§ The request
Pull out all lines from the listing below in which the word "rating" appears.

§ Supplied material
=====
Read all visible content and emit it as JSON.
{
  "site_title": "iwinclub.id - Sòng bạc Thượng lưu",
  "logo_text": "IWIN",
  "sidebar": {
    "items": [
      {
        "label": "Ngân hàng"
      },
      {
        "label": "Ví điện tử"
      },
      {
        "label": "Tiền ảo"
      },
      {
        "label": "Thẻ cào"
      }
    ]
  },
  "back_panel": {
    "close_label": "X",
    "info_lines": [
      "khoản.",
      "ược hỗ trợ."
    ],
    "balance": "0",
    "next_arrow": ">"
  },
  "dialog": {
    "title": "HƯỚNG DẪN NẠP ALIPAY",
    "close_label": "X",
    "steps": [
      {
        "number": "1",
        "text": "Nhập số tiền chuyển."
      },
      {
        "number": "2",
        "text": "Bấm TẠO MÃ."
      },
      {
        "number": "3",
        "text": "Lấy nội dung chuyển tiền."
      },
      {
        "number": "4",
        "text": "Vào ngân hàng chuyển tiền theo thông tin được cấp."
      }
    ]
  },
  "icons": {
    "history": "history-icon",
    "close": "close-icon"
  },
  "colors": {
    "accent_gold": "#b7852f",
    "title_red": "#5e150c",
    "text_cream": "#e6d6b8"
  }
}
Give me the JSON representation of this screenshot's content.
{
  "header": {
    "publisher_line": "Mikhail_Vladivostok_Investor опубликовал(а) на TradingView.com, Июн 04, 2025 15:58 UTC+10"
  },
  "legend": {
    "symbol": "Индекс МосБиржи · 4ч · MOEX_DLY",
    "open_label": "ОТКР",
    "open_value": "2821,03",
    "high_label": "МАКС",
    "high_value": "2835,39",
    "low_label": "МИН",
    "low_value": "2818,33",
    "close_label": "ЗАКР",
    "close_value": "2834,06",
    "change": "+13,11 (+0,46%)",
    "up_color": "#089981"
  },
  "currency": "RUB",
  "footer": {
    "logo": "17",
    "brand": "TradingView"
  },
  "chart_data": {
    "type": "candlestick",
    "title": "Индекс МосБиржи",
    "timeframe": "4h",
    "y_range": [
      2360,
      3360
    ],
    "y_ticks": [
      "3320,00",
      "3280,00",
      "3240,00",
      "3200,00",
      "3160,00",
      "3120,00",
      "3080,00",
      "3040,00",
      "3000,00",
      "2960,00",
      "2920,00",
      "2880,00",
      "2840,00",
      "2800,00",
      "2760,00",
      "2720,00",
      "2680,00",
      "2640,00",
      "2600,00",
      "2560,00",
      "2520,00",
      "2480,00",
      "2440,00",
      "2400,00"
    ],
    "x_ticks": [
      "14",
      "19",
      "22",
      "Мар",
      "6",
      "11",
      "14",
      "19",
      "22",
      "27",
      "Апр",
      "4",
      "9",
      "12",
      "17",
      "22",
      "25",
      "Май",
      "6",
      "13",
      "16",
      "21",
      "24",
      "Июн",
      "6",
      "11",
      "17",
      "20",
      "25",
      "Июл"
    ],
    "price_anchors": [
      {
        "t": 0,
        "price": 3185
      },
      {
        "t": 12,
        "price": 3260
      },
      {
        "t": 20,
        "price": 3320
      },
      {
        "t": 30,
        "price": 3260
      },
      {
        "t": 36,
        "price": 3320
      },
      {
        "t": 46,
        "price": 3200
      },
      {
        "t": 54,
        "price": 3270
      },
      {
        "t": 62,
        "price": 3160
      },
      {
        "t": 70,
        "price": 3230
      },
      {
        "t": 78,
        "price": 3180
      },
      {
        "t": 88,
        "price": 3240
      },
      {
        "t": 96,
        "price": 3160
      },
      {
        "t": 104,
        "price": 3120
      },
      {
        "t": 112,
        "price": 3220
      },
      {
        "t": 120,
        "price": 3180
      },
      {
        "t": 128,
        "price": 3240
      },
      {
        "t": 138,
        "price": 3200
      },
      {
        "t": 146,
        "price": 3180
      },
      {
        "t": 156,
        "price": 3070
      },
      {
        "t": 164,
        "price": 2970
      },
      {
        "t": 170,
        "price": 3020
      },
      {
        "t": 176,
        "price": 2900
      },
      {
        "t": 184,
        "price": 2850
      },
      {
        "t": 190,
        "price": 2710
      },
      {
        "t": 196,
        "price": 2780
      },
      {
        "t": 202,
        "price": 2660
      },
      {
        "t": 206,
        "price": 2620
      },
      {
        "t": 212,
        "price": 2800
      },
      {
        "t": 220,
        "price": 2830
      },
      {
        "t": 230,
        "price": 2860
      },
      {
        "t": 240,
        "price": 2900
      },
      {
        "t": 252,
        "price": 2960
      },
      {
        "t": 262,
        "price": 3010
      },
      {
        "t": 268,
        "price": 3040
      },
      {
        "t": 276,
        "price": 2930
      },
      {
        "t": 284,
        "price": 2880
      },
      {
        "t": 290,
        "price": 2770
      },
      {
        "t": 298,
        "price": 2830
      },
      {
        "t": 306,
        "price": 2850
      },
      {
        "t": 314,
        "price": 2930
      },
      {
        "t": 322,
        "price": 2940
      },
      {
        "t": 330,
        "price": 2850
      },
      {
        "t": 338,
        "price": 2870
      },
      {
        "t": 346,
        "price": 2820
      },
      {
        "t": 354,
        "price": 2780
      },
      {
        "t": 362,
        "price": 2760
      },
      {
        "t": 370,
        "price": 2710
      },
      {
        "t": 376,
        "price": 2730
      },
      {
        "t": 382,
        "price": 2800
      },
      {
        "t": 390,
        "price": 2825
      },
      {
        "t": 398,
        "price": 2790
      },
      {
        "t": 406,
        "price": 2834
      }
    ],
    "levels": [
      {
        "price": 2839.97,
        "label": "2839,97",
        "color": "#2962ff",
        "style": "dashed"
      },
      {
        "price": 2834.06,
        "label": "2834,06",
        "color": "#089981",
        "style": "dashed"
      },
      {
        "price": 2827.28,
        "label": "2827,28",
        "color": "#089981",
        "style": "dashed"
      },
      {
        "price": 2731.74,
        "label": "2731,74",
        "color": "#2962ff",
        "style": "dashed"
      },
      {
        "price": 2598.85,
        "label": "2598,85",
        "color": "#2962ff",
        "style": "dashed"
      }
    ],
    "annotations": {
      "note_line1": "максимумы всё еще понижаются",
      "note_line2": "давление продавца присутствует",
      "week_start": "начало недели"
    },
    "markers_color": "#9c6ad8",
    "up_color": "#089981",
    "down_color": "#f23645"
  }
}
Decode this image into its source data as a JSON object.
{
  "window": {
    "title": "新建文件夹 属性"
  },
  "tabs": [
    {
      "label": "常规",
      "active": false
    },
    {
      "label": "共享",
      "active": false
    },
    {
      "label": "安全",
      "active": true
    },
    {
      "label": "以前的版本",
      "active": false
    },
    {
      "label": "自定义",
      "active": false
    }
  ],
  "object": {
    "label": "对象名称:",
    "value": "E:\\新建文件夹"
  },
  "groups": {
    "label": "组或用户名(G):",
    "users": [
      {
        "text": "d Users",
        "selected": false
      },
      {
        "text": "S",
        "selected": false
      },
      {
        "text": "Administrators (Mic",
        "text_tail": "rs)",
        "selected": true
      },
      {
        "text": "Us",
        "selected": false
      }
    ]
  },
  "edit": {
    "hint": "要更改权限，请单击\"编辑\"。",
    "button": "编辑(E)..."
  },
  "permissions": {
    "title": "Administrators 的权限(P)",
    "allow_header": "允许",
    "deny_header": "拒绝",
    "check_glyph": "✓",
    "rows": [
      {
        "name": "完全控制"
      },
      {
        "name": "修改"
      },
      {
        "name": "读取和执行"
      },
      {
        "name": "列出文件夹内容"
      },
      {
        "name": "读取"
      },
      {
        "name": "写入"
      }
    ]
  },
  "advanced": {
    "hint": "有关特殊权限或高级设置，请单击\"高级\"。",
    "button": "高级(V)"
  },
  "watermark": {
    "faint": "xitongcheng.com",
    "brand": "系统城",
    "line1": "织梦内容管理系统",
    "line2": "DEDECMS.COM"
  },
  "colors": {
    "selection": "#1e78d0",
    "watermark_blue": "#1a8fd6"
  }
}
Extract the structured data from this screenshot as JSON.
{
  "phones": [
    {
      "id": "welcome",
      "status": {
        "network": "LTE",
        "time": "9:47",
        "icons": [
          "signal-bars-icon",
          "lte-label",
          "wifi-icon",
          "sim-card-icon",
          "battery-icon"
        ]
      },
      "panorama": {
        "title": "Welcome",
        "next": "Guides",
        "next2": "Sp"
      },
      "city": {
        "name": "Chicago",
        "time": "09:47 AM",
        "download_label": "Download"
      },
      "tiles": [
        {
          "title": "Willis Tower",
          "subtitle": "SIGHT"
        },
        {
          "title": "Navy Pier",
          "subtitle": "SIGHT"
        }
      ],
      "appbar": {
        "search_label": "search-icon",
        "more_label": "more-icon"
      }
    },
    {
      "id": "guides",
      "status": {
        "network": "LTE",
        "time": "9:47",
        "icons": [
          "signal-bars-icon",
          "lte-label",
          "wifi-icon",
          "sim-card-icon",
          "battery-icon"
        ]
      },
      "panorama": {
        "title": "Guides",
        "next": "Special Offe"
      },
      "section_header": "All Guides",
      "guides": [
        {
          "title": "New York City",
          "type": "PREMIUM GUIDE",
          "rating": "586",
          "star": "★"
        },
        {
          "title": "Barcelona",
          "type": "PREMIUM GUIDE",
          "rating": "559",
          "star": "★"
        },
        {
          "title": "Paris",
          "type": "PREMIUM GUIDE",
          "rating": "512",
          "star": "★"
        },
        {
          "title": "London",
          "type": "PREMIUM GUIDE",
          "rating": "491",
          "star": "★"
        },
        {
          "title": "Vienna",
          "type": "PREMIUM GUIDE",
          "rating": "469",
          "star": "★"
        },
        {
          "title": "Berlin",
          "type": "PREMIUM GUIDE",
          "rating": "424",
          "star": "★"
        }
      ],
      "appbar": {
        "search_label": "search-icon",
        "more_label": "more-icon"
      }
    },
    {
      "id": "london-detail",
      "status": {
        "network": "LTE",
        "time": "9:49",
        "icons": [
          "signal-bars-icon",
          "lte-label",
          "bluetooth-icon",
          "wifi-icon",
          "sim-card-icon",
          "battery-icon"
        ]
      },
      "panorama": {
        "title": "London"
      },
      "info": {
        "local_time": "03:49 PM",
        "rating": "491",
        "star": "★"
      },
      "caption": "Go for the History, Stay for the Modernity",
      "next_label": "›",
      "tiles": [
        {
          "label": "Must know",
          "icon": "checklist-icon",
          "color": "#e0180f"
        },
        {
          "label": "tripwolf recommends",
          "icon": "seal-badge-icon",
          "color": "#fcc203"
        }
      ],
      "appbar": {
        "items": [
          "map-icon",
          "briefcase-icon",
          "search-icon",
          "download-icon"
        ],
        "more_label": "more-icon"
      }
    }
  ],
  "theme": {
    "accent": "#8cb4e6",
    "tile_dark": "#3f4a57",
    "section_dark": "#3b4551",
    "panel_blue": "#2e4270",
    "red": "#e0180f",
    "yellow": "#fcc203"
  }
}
=====
§ Task output
          "rating": "586",
          "rating": "559",
          "rating": "512",
          "rating": "491",
          "rating": "469",
          "rating": "424",
        "rating": "491",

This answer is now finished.